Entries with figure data
* * *
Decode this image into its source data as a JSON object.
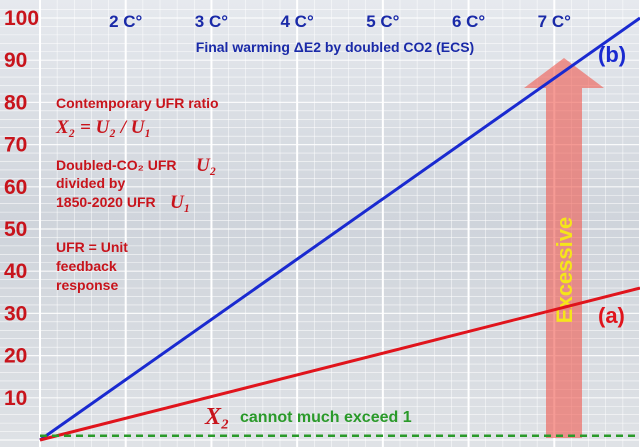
{
  "chart_data": {
    "type": "line",
    "title": "Final warming ΔE2 by doubled CO2 (ECS)",
    "x_ticks": [
      "2 C°",
      "3 C°",
      "4 C°",
      "5 C°",
      "6 C°",
      "7 C°"
    ],
    "y_ticks": [
      "10",
      "20",
      "30",
      "40",
      "50",
      "60",
      "70",
      "80",
      "90",
      "100"
    ],
    "ylim": [
      0,
      100
    ],
    "series": [
      {
        "name": "(b)",
        "color": "#1a2ad0",
        "x": [
          1,
          8
        ],
        "y": [
          0,
          100
        ]
      },
      {
        "name": "(a)",
        "color": "#e0141c",
        "x": [
          1,
          8
        ],
        "y": [
          0,
          36
        ]
      },
      {
        "name": "",
        "color": "#2a9a2a",
        "style": "dashed",
        "x": [
          1,
          8
        ],
        "y": [
          1,
          1
        ]
      }
    ],
    "annotations": {
      "ratio_title": "Contemporary UFR ratio",
      "ratio_eq": "X₂ = U₂ / U₁",
      "doubled_l1": "Doubled-CO₂ UFR",
      "doubled_sym": "U₂",
      "doubled_l2": "divided by",
      "doubled_l3": "1850-2020 UFR",
      "doubled_sym2": "U₁",
      "ufr_l1": "UFR = Unit",
      "ufr_l2": "feedback",
      "ufr_l3": "response",
      "excessive": "Excessive",
      "bottom_sym": "X₂",
      "bottom_text": "cannot much exceed 1"
    }
  }
}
* * *
Written request » Set each line of the records down exactly, leaving every picture out.

Right answer »
Decode this image into its source data as a JSON object.
{
  "chart_data": {
    "type": "line",
    "title": "Final warming ΔE2 by doubled CO2 (ECS)",
    "x_ticks": [
      "2 C°",
      "3 C°",
      "4 C°",
      "5 C°",
      "6 C°",
      "7 C°"
    ],
    "y_ticks": [
      "10",
      "20",
      "30",
      "40",
      "50",
      "60",
      "70",
      "80",
      "90",
      "100"
    ],
    "ylim": [
      0,
      100
    ],
    "series": [
      {
        "name": "(b)",
        "color": "#1a2ad0",
        "x": [
          1,
          8
        ],
        "y": [
          0,
          100
        ]
      },
      {
        "name": "(a)",
        "color": "#e0141c",
        "x": [
          1,
          8
        ],
        "y": [
          0,
          36
        ]
      },
      {
        "name": "",
        "color": "#2a9a2a",
        "style": "dashed",
        "x": [
          1,
          8
        ],
        "y": [
          1,
          1
        ]
      }
    ],
    "annotations": {
      "ratio_title": "Contemporary UFR ratio",
      "ratio_eq": "X₂ = U₂ / U₁",
      "doubled_l1": "Doubled-CO₂ UFR",
      "doubled_sym": "U₂",
      "doubled_l2": "divided by",
      "doubled_l3": "1850-2020 UFR",
      "doubled_sym2": "U₁",
      "ufr_l1": "UFR = Unit",
      "ufr_l2": "feedback",
      "ufr_l3": "response",
      "excessive": "Excessive",
      "bottom_sym": "X₂",
      "bottom_text": "cannot much exceed 1"
    }
  }
}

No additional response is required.